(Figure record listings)
• • • • •
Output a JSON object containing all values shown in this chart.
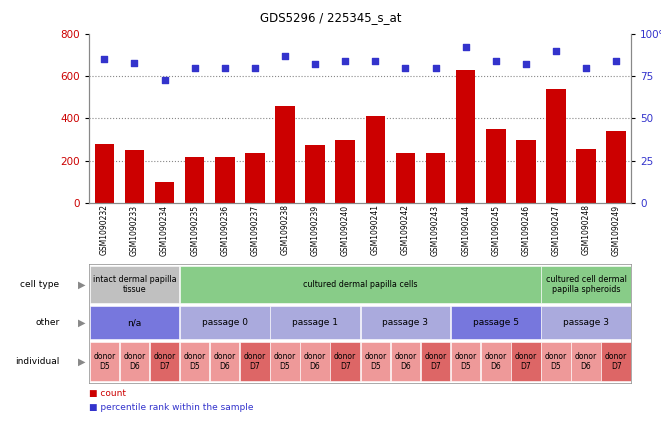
{
  "title": "GDS5296 / 225345_s_at",
  "samples": [
    "GSM1090232",
    "GSM1090233",
    "GSM1090234",
    "GSM1090235",
    "GSM1090236",
    "GSM1090237",
    "GSM1090238",
    "GSM1090239",
    "GSM1090240",
    "GSM1090241",
    "GSM1090242",
    "GSM1090243",
    "GSM1090244",
    "GSM1090245",
    "GSM1090246",
    "GSM1090247",
    "GSM1090248",
    "GSM1090249"
  ],
  "counts": [
    280,
    250,
    100,
    220,
    220,
    235,
    460,
    275,
    300,
    410,
    235,
    235,
    630,
    350,
    300,
    540,
    255,
    340
  ],
  "percentiles": [
    85,
    83,
    73,
    80,
    80,
    80,
    87,
    82,
    84,
    84,
    80,
    80,
    92,
    84,
    82,
    90,
    80,
    84
  ],
  "bar_color": "#cc0000",
  "dot_color": "#3333cc",
  "ylim_left": [
    0,
    800
  ],
  "ylim_right": [
    0,
    100
  ],
  "yticks_left": [
    0,
    200,
    400,
    600,
    800
  ],
  "yticks_right": [
    0,
    25,
    50,
    75,
    100
  ],
  "cell_type_groups": [
    {
      "label": "intact dermal papilla\ntissue",
      "start": 0,
      "end": 3,
      "color": "#c0c0c0"
    },
    {
      "label": "cultured dermal papilla cells",
      "start": 3,
      "end": 15,
      "color": "#88cc88"
    },
    {
      "label": "cultured cell dermal\npapilla spheroids",
      "start": 15,
      "end": 18,
      "color": "#88cc88"
    }
  ],
  "other_groups": [
    {
      "label": "n/a",
      "start": 0,
      "end": 3,
      "color": "#7777dd"
    },
    {
      "label": "passage 0",
      "start": 3,
      "end": 6,
      "color": "#aaaadd"
    },
    {
      "label": "passage 1",
      "start": 6,
      "end": 9,
      "color": "#aaaadd"
    },
    {
      "label": "passage 3",
      "start": 9,
      "end": 12,
      "color": "#aaaadd"
    },
    {
      "label": "passage 5",
      "start": 12,
      "end": 15,
      "color": "#7777dd"
    },
    {
      "label": "passage 3",
      "start": 15,
      "end": 18,
      "color": "#aaaadd"
    }
  ],
  "individual_groups": [
    {
      "label": "donor\nD5",
      "start": 0,
      "end": 1,
      "color": "#ee9999"
    },
    {
      "label": "donor\nD6",
      "start": 1,
      "end": 2,
      "color": "#ee9999"
    },
    {
      "label": "donor\nD7",
      "start": 2,
      "end": 3,
      "color": "#dd6666"
    },
    {
      "label": "donor\nD5",
      "start": 3,
      "end": 4,
      "color": "#ee9999"
    },
    {
      "label": "donor\nD6",
      "start": 4,
      "end": 5,
      "color": "#ee9999"
    },
    {
      "label": "donor\nD7",
      "start": 5,
      "end": 6,
      "color": "#dd6666"
    },
    {
      "label": "donor\nD5",
      "start": 6,
      "end": 7,
      "color": "#ee9999"
    },
    {
      "label": "donor\nD6",
      "start": 7,
      "end": 8,
      "color": "#ee9999"
    },
    {
      "label": "donor\nD7",
      "start": 8,
      "end": 9,
      "color": "#dd6666"
    },
    {
      "label": "donor\nD5",
      "start": 9,
      "end": 10,
      "color": "#ee9999"
    },
    {
      "label": "donor\nD6",
      "start": 10,
      "end": 11,
      "color": "#ee9999"
    },
    {
      "label": "donor\nD7",
      "start": 11,
      "end": 12,
      "color": "#dd6666"
    },
    {
      "label": "donor\nD5",
      "start": 12,
      "end": 13,
      "color": "#ee9999"
    },
    {
      "label": "donor\nD6",
      "start": 13,
      "end": 14,
      "color": "#ee9999"
    },
    {
      "label": "donor\nD7",
      "start": 14,
      "end": 15,
      "color": "#dd6666"
    },
    {
      "label": "donor\nD5",
      "start": 15,
      "end": 16,
      "color": "#ee9999"
    },
    {
      "label": "donor\nD6",
      "start": 16,
      "end": 17,
      "color": "#ee9999"
    },
    {
      "label": "donor\nD7",
      "start": 17,
      "end": 18,
      "color": "#dd6666"
    }
  ],
  "row_labels": [
    "cell type",
    "other",
    "individual"
  ],
  "bg_color": "#ffffff",
  "grid_color": "#888888",
  "axis_color_left": "#cc0000",
  "axis_color_right": "#3333cc",
  "legend_count_color": "#cc0000",
  "legend_pct_color": "#3333cc"
}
• • • • •
• **What to produce**: All lines above are to be restated word for word, with pictures excluded.

• **Finished exercise**:
Output a JSON object containing all values shown in this chart.
{
  "title": "GDS5296 / 225345_s_at",
  "samples": [
    "GSM1090232",
    "GSM1090233",
    "GSM1090234",
    "GSM1090235",
    "GSM1090236",
    "GSM1090237",
    "GSM1090238",
    "GSM1090239",
    "GSM1090240",
    "GSM1090241",
    "GSM1090242",
    "GSM1090243",
    "GSM1090244",
    "GSM1090245",
    "GSM1090246",
    "GSM1090247",
    "GSM1090248",
    "GSM1090249"
  ],
  "counts": [
    280,
    250,
    100,
    220,
    220,
    235,
    460,
    275,
    300,
    410,
    235,
    235,
    630,
    350,
    300,
    540,
    255,
    340
  ],
  "percentiles": [
    85,
    83,
    73,
    80,
    80,
    80,
    87,
    82,
    84,
    84,
    80,
    80,
    92,
    84,
    82,
    90,
    80,
    84
  ],
  "bar_color": "#cc0000",
  "dot_color": "#3333cc",
  "ylim_left": [
    0,
    800
  ],
  "ylim_right": [
    0,
    100
  ],
  "yticks_left": [
    0,
    200,
    400,
    600,
    800
  ],
  "yticks_right": [
    0,
    25,
    50,
    75,
    100
  ],
  "cell_type_groups": [
    {
      "label": "intact dermal papilla\ntissue",
      "start": 0,
      "end": 3,
      "color": "#c0c0c0"
    },
    {
      "label": "cultured dermal papilla cells",
      "start": 3,
      "end": 15,
      "color": "#88cc88"
    },
    {
      "label": "cultured cell dermal\npapilla spheroids",
      "start": 15,
      "end": 18,
      "color": "#88cc88"
    }
  ],
  "other_groups": [
    {
      "label": "n/a",
      "start": 0,
      "end": 3,
      "color": "#7777dd"
    },
    {
      "label": "passage 0",
      "start": 3,
      "end": 6,
      "color": "#aaaadd"
    },
    {
      "label": "passage 1",
      "start": 6,
      "end": 9,
      "color": "#aaaadd"
    },
    {
      "label": "passage 3",
      "start": 9,
      "end": 12,
      "color": "#aaaadd"
    },
    {
      "label": "passage 5",
      "start": 12,
      "end": 15,
      "color": "#7777dd"
    },
    {
      "label": "passage 3",
      "start": 15,
      "end": 18,
      "color": "#aaaadd"
    }
  ],
  "individual_groups": [
    {
      "label": "donor\nD5",
      "start": 0,
      "end": 1,
      "color": "#ee9999"
    },
    {
      "label": "donor\nD6",
      "start": 1,
      "end": 2,
      "color": "#ee9999"
    },
    {
      "label": "donor\nD7",
      "start": 2,
      "end": 3,
      "color": "#dd6666"
    },
    {
      "label": "donor\nD5",
      "start": 3,
      "end": 4,
      "color": "#ee9999"
    },
    {
      "label": "donor\nD6",
      "start": 4,
      "end": 5,
      "color": "#ee9999"
    },
    {
      "label": "donor\nD7",
      "start": 5,
      "end": 6,
      "color": "#dd6666"
    },
    {
      "label": "donor\nD5",
      "start": 6,
      "end": 7,
      "color": "#ee9999"
    },
    {
      "label": "donor\nD6",
      "start": 7,
      "end": 8,
      "color": "#ee9999"
    },
    {
      "label": "donor\nD7",
      "start": 8,
      "end": 9,
      "color": "#dd6666"
    },
    {
      "label": "donor\nD5",
      "start": 9,
      "end": 10,
      "color": "#ee9999"
    },
    {
      "label": "donor\nD6",
      "start": 10,
      "end": 11,
      "color": "#ee9999"
    },
    {
      "label": "donor\nD7",
      "start": 11,
      "end": 12,
      "color": "#dd6666"
    },
    {
      "label": "donor\nD5",
      "start": 12,
      "end": 13,
      "color": "#ee9999"
    },
    {
      "label": "donor\nD6",
      "start": 13,
      "end": 14,
      "color": "#ee9999"
    },
    {
      "label": "donor\nD7",
      "start": 14,
      "end": 15,
      "color": "#dd6666"
    },
    {
      "label": "donor\nD5",
      "start": 15,
      "end": 16,
      "color": "#ee9999"
    },
    {
      "label": "donor\nD6",
      "start": 16,
      "end": 17,
      "color": "#ee9999"
    },
    {
      "label": "donor\nD7",
      "start": 17,
      "end": 18,
      "color": "#dd6666"
    }
  ],
  "row_labels": [
    "cell type",
    "other",
    "individual"
  ],
  "bg_color": "#ffffff",
  "grid_color": "#888888",
  "axis_color_left": "#cc0000",
  "axis_color_right": "#3333cc",
  "legend_count_color": "#cc0000",
  "legend_pct_color": "#3333cc"
}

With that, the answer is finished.